## WHAT TO PRODUCE
Scan the lines below for the string "责任担当" and report how many lines contain it, giving only the number.

....................

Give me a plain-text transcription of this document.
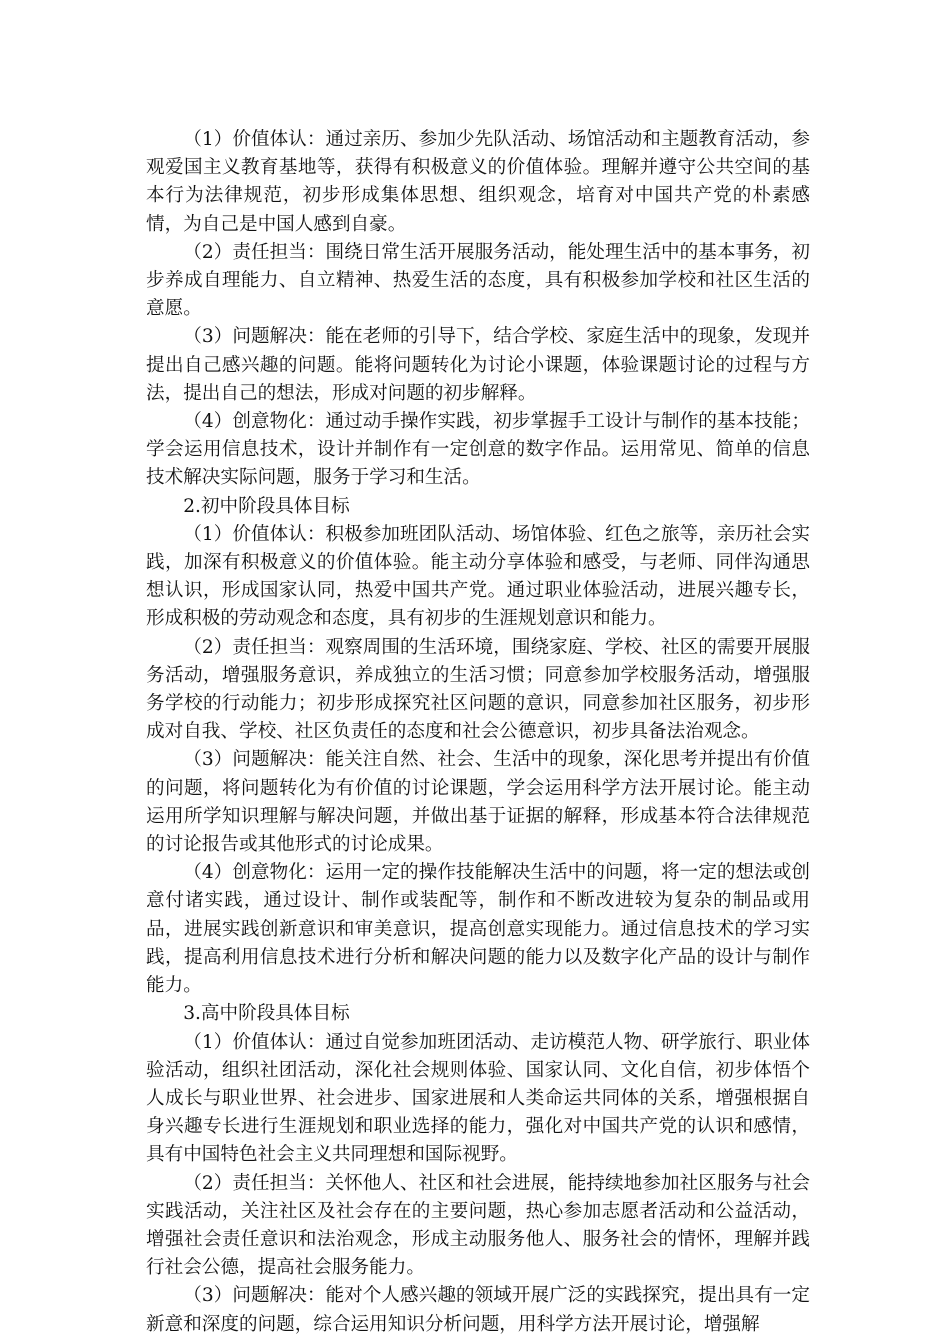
（1）价值体认：通过亲历、参加少先队活动、场馆活动和主题教育活动，参观爱国主义教育基地等，获得有积极意义的价值体验。理解并遵守公共空间的基本行为法律规范，初步形成集体思想、组织观念，培育对中国共产党的朴素感情，为自己是中国人感到自豪。

（2）责任担当：围绕日常生活开展服务活动，能处理生活中的基本事务，初步养成自理能力、自立精神、热爱生活的态度，具有积极参加学校和社区生活的意愿。

（3）问题解决：能在老师的引导下，结合学校、家庭生活中的现象，发现并提出自己感兴趣的问题。能将问题转化为讨论小课题，体验课题讨论的过程与方法，提出自己的想法，形成对问题的初步解释。

（4）创意物化：通过动手操作实践，初步掌握手工设计与制作的基本技能；学会运用信息技术，设计并制作有一定创意的数字作品。运用常见、简单的信息技术解决实际问题，服务于学习和生活。

2.初中阶段具体目标

（1）价值体认：积极参加班团队活动、场馆体验、红色之旅等，亲历社会实践，加深有积极意义的价值体验。能主动分享体验和感受，与老师、同伴沟通思想认识，形成国家认同，热爱中国共产党。通过职业体验活动，进展兴趣专长，形成积极的劳动观念和态度，具有初步的生涯规划意识和能力。

（2）责任担当：观察周围的生活环境，围绕家庭、学校、社区的需要开展服务活动，增强服务意识，养成独立的生活习惯；同意参加学校服务活动，增强服务学校的行动能力；初步形成探究社区问题的意识，同意参加社区服务，初步形成对自我、学校、社区负责任的态度和社会公德意识，初步具备法治观念。

（3）问题解决：能关注自然、社会、生活中的现象，深化思考并提出有价值的问题，将问题转化为有价值的讨论课题，学会运用科学方法开展讨论。能主动运用所学知识理解与解决问题，并做出基于证据的解释，形成基本符合法律规范的讨论报告或其他形式的讨论成果。

（4）创意物化：运用一定的操作技能解决生活中的问题，将一定的想法或创意付诸实践，通过设计、制作或装配等，制作和不断改进较为复杂的制品或用品，进展实践创新意识和审美意识，提高创意实现能力。通过信息技术的学习实践，提高利用信息技术进行分析和解决问题的能力以及数字化产品的设计与制作能力。

3.高中阶段具体目标

（1）价值体认：通过自觉参加班团活动、走访模范人物、研学旅行、职业体验活动，组织社团活动，深化社会规则体验、国家认同、文化自信，初步体悟个人成长与职业世界、社会进步、国家进展和人类命运共同体的关系，增强根据自身兴趣专长进行生涯规划和职业选择的能力，强化对中国共产党的认识和感情，具有中国特色社会主义共同理想和国际视野。

（2）责任担当：关怀他人、社区和社会进展，能持续地参加社区服务与社会实践活动，关注社区及社会存在的主要问题，热心参加志愿者活动和公益活动，增强社会责任意识和法治观念，形成主动服务他人、服务社会的情怀，理解并践行社会公德，提高社会服务能力。

（3）问题解决：能对个人感兴趣的领域开展广泛的实践探究，提出具有一定新意和深度的问题，综合运用知识分析问题，用科学方法开展讨论，增强解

....................

## TASK RESULT
3